[start]

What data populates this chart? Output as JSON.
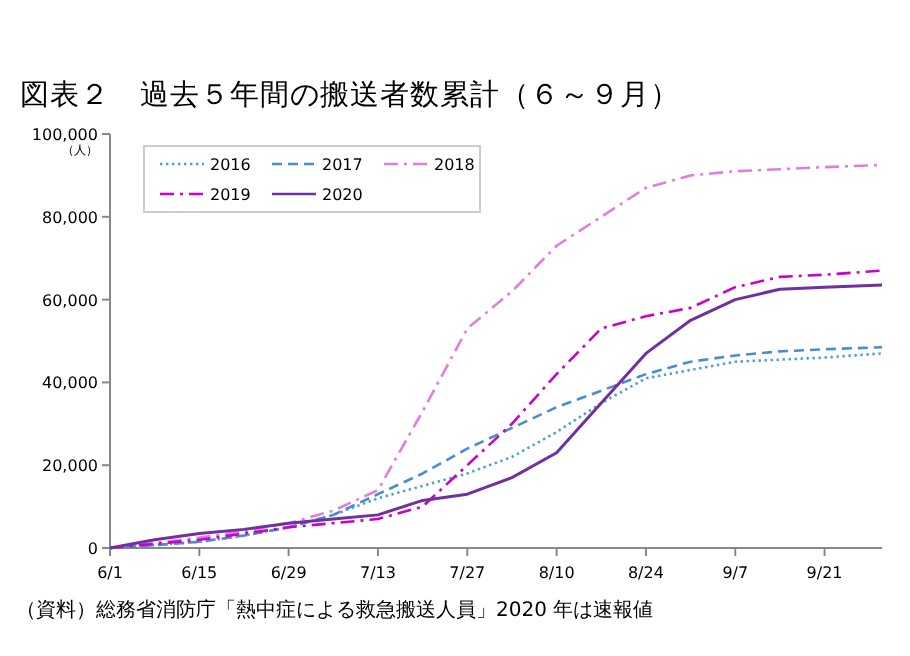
{
  "chart_data": {
    "type": "line",
    "title": "図表２　過去５年間の搬送者数累計（６～９月）",
    "ylabel": "（人）",
    "annotations": [
      "（資料）総務省消防庁「熱中症による救急搬送人員」2020 年は速報値"
    ],
    "x": [
      "--06-01",
      "--06-08",
      "--06-15",
      "--06-22",
      "--06-29",
      "--07-06",
      "--07-13",
      "--07-20",
      "--07-27",
      "--08-03",
      "--08-10",
      "--08-17",
      "--08-24",
      "--08-31",
      "--09-07",
      "--09-14",
      "--09-21",
      "--09-30"
    ],
    "xlim": [
      "--06-01",
      "--09-30"
    ],
    "xticks": [
      {
        "value": "--06-01",
        "label": "6/1"
      },
      {
        "value": "--06-15",
        "label": "6/15"
      },
      {
        "value": "--06-29",
        "label": "6/29"
      },
      {
        "value": "--07-13",
        "label": "7/13"
      },
      {
        "value": "--07-27",
        "label": "7/27"
      },
      {
        "value": "--08-10",
        "label": "8/10"
      },
      {
        "value": "--08-24",
        "label": "8/24"
      },
      {
        "value": "--09-07",
        "label": "9/7"
      },
      {
        "value": "--09-21",
        "label": "9/21"
      }
    ],
    "ylim": [
      0,
      100000
    ],
    "yticks": [
      0,
      {
        "value": 20000,
        "label": "20,000"
      },
      {
        "value": 40000,
        "label": "40,000"
      },
      {
        "value": 60000,
        "label": "60,000"
      },
      {
        "value": 80000,
        "label": "80,000"
      },
      {
        "value": 100000,
        "label": "100,000"
      }
    ],
    "legend": "top left",
    "grid": false,
    "series": [
      {
        "name": "2016",
        "color": "#4ba3c8",
        "line_style": "dotted",
        "values": [
          0,
          700,
          1500,
          3000,
          5000,
          8000,
          12000,
          15000,
          18000,
          22000,
          28000,
          35000,
          41000,
          43000,
          45000,
          45500,
          46000,
          47000
        ]
      },
      {
        "name": "2017",
        "color": "#4a8ccf",
        "line_style": "dashed",
        "values": [
          0,
          700,
          1500,
          3000,
          5000,
          8000,
          13000,
          18000,
          24000,
          29000,
          34000,
          38000,
          42000,
          45000,
          46500,
          47500,
          48000,
          48500
        ]
      },
      {
        "name": "2018",
        "color": "#e07ee0",
        "line_style": "dashdot",
        "values": [
          0,
          1200,
          2500,
          4000,
          6000,
          9000,
          14000,
          33000,
          53000,
          62000,
          73000,
          80000,
          87000,
          90000,
          91000,
          91500,
          92000,
          92500
        ]
      },
      {
        "name": "2019",
        "color": "#cc00cc",
        "line_style": "dashdot",
        "values": [
          0,
          1000,
          2000,
          3500,
          5000,
          6000,
          7000,
          10000,
          20000,
          30000,
          42000,
          53000,
          56000,
          58000,
          63000,
          65500,
          66000,
          67000
        ]
      },
      {
        "name": "2020",
        "color": "#7030a0",
        "line_style": "solid",
        "values": [
          0,
          2000,
          3500,
          4500,
          6000,
          7000,
          8000,
          11500,
          13000,
          17000,
          23000,
          35000,
          47000,
          55000,
          60000,
          62500,
          63000,
          63500
        ]
      }
    ]
  }
}
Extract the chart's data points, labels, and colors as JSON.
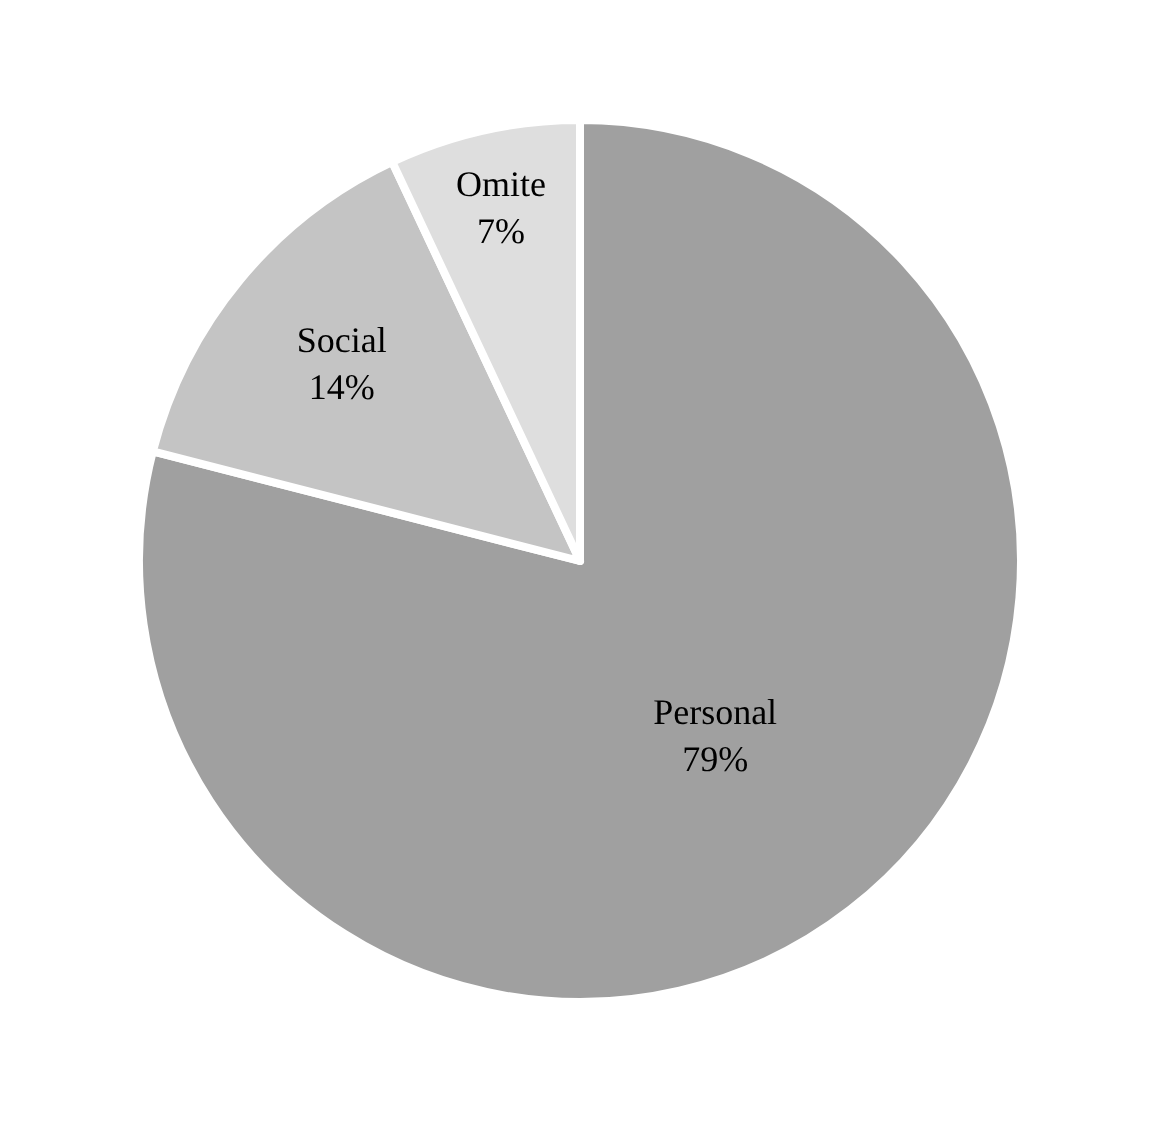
{
  "chart_data": {
    "type": "pie",
    "categories": [
      "Personal",
      "Social",
      "Omite"
    ],
    "values": [
      79,
      14,
      7
    ],
    "colors": [
      "#a0a0a0",
      "#c4c4c4",
      "#dedede"
    ],
    "value_labels": [
      "79%",
      "14%",
      "7%"
    ],
    "legend": false
  }
}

[end]

**TASK GOAL:**
The pictures should not be reproduced; quote all of the other material exactly.

**CORRECT RESPONSE:**
What data populates this chart? Output as JSON.
{
  "chart_data": {
    "type": "line",
    "title": "図表２　過去５年間の搬送者数累計（６～９月）",
    "ylabel": "（人）",
    "annotations": [
      "（資料）総務省消防庁「熱中症による救急搬送人員」2020 年は速報値"
    ],
    "x": [
      "--06-01",
      "--06-08",
      "--06-15",
      "--06-22",
      "--06-29",
      "--07-06",
      "--07-13",
      "--07-20",
      "--07-27",
      "--08-03",
      "--08-10",
      "--08-17",
      "--08-24",
      "--08-31",
      "--09-07",
      "--09-14",
      "--09-21",
      "--09-30"
    ],
    "xlim": [
      "--06-01",
      "--09-30"
    ],
    "xticks": [
      {
        "value": "--06-01",
        "label": "6/1"
      },
      {
        "value": "--06-15",
        "label": "6/15"
      },
      {
        "value": "--06-29",
        "label": "6/29"
      },
      {
        "value": "--07-13",
        "label": "7/13"
      },
      {
        "value": "--07-27",
        "label": "7/27"
      },
      {
        "value": "--08-10",
        "label": "8/10"
      },
      {
        "value": "--08-24",
        "label": "8/24"
      },
      {
        "value": "--09-07",
        "label": "9/7"
      },
      {
        "value": "--09-21",
        "label": "9/21"
      }
    ],
    "ylim": [
      0,
      100000
    ],
    "yticks": [
      0,
      {
        "value": 20000,
        "label": "20,000"
      },
      {
        "value": 40000,
        "label": "40,000"
      },
      {
        "value": 60000,
        "label": "60,000"
      },
      {
        "value": 80000,
        "label": "80,000"
      },
      {
        "value": 100000,
        "label": "100,000"
      }
    ],
    "legend": "top left",
    "grid": false,
    "series": [
      {
        "name": "2016",
        "color": "#4ba3c8",
        "line_style": "dotted",
        "values": [
          0,
          700,
          1500,
          3000,
          5000,
          8000,
          12000,
          15000,
          18000,
          22000,
          28000,
          35000,
          41000,
          43000,
          45000,
          45500,
          46000,
          47000
        ]
      },
      {
        "name": "2017",
        "color": "#4a8ccf",
        "line_style": "dashed",
        "values": [
          0,
          700,
          1500,
          3000,
          5000,
          8000,
          13000,
          18000,
          24000,
          29000,
          34000,
          38000,
          42000,
          45000,
          46500,
          47500,
          48000,
          48500
        ]
      },
      {
        "name": "2018",
        "color": "#e07ee0",
        "line_style": "dashdot",
        "values": [
          0,
          1200,
          2500,
          4000,
          6000,
          9000,
          14000,
          33000,
          53000,
          62000,
          73000,
          80000,
          87000,
          90000,
          91000,
          91500,
          92000,
          92500
        ]
      },
      {
        "name": "2019",
        "color": "#cc00cc",
        "line_style": "dashdot",
        "values": [
          0,
          1000,
          2000,
          3500,
          5000,
          6000,
          7000,
          10000,
          20000,
          30000,
          42000,
          53000,
          56000,
          58000,
          63000,
          65500,
          66000,
          67000
        ]
      },
      {
        "name": "2020",
        "color": "#7030a0",
        "line_style": "solid",
        "values": [
          0,
          2000,
          3500,
          4500,
          6000,
          7000,
          8000,
          11500,
          13000,
          17000,
          23000,
          35000,
          47000,
          55000,
          60000,
          62500,
          63000,
          63500
        ]
      }
    ]
  }
}
Extract the chart's data points, labels, and colors as JSON.
{
  "chart_data": {
    "type": "pie",
    "categories": [
      "Personal",
      "Social",
      "Omite"
    ],
    "values": [
      79,
      14,
      7
    ],
    "colors": [
      "#a0a0a0",
      "#c4c4c4",
      "#dedede"
    ],
    "value_labels": [
      "79%",
      "14%",
      "7%"
    ],
    "legend": false
  }
}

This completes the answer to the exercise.